CHALLENGE: The records should be repeated word for word, pictures excluded.

Structured figure records
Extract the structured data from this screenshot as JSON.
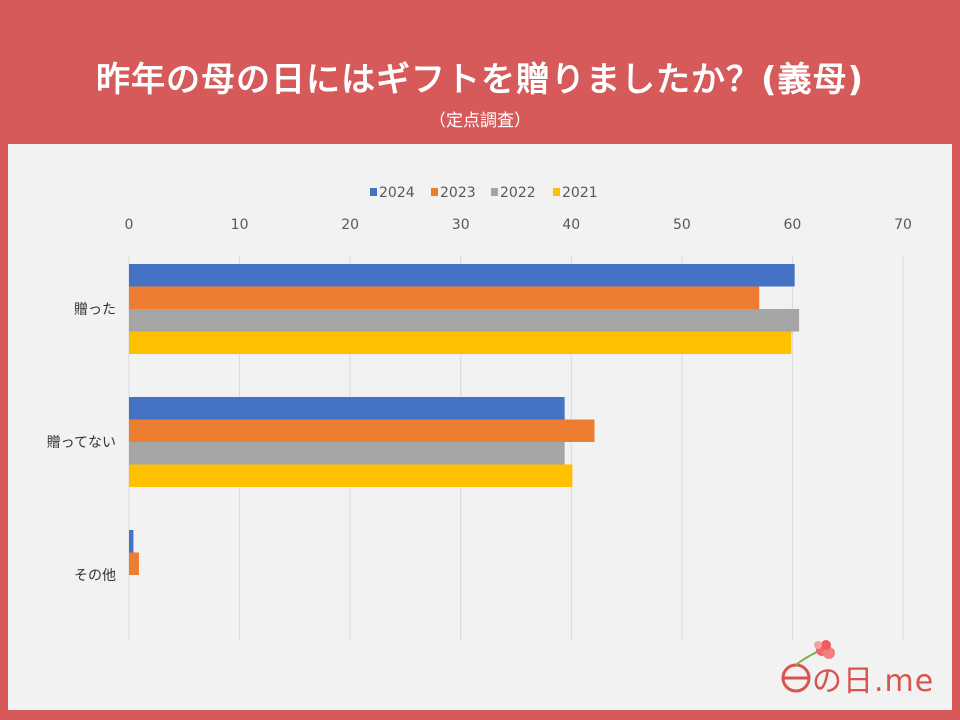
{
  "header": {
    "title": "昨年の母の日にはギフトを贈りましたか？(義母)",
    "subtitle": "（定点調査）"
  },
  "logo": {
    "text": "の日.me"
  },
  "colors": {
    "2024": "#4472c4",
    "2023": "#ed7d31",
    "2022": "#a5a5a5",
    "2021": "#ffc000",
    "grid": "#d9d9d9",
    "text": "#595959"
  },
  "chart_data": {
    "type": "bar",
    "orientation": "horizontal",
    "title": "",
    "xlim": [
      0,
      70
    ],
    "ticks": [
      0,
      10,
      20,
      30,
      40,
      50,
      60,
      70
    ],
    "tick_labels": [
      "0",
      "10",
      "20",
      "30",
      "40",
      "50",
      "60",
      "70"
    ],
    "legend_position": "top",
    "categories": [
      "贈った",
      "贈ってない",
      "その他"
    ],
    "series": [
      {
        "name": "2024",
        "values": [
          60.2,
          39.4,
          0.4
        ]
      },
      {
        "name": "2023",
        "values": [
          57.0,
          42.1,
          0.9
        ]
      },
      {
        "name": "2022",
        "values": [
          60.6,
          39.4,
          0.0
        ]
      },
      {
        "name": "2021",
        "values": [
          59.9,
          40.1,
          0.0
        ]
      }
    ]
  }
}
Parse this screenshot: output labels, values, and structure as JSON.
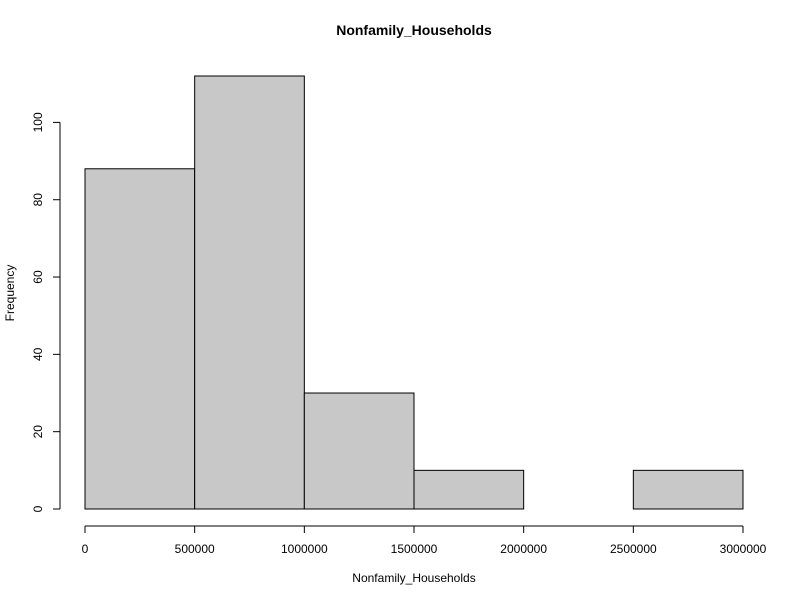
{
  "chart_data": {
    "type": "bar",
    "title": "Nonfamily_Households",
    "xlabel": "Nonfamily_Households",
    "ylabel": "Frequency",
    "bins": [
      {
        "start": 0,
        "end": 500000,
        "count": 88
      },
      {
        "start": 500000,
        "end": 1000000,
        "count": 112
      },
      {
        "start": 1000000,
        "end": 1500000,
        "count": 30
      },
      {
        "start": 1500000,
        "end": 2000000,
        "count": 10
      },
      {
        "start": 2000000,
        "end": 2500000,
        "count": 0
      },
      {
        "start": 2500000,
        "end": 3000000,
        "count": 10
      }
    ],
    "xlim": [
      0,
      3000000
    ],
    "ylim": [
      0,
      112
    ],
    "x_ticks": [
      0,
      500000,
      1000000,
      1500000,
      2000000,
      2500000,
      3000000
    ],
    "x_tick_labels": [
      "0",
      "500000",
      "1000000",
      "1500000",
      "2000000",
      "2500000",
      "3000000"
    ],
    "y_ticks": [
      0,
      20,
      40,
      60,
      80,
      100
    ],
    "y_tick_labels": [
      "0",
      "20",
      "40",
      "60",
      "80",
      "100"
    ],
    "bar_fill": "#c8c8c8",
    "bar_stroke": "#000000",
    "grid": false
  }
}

WORKED SOLUTION:
Extract the structured data from this screenshot as JSON.
{
  "header": {
    "title": "昨年の母の日にはギフトを贈りましたか？(義母)",
    "subtitle": "（定点調査）"
  },
  "logo": {
    "text": "の日.me"
  },
  "colors": {
    "2024": "#4472c4",
    "2023": "#ed7d31",
    "2022": "#a5a5a5",
    "2021": "#ffc000",
    "grid": "#d9d9d9",
    "text": "#595959"
  },
  "chart_data": {
    "type": "bar",
    "orientation": "horizontal",
    "title": "",
    "xlim": [
      0,
      70
    ],
    "ticks": [
      0,
      10,
      20,
      30,
      40,
      50,
      60,
      70
    ],
    "tick_labels": [
      "0",
      "10",
      "20",
      "30",
      "40",
      "50",
      "60",
      "70"
    ],
    "legend_position": "top",
    "categories": [
      "贈った",
      "贈ってない",
      "その他"
    ],
    "series": [
      {
        "name": "2024",
        "values": [
          60.2,
          39.4,
          0.4
        ]
      },
      {
        "name": "2023",
        "values": [
          57.0,
          42.1,
          0.9
        ]
      },
      {
        "name": "2022",
        "values": [
          60.6,
          39.4,
          0.0
        ]
      },
      {
        "name": "2021",
        "values": [
          59.9,
          40.1,
          0.0
        ]
      }
    ]
  }
}
Parse this screenshot: output labels, values, and structure as JSON.
{
  "chart_data": {
    "type": "bar",
    "title": "Nonfamily_Households",
    "xlabel": "Nonfamily_Households",
    "ylabel": "Frequency",
    "bins": [
      {
        "start": 0,
        "end": 500000,
        "count": 88
      },
      {
        "start": 500000,
        "end": 1000000,
        "count": 112
      },
      {
        "start": 1000000,
        "end": 1500000,
        "count": 30
      },
      {
        "start": 1500000,
        "end": 2000000,
        "count": 10
      },
      {
        "start": 2000000,
        "end": 2500000,
        "count": 0
      },
      {
        "start": 2500000,
        "end": 3000000,
        "count": 10
      }
    ],
    "xlim": [
      0,
      3000000
    ],
    "ylim": [
      0,
      112
    ],
    "x_ticks": [
      0,
      500000,
      1000000,
      1500000,
      2000000,
      2500000,
      3000000
    ],
    "x_tick_labels": [
      "0",
      "500000",
      "1000000",
      "1500000",
      "2000000",
      "2500000",
      "3000000"
    ],
    "y_ticks": [
      0,
      20,
      40,
      60,
      80,
      100
    ],
    "y_tick_labels": [
      "0",
      "20",
      "40",
      "60",
      "80",
      "100"
    ],
    "bar_fill": "#c8c8c8",
    "bar_stroke": "#000000",
    "grid": false
  }
}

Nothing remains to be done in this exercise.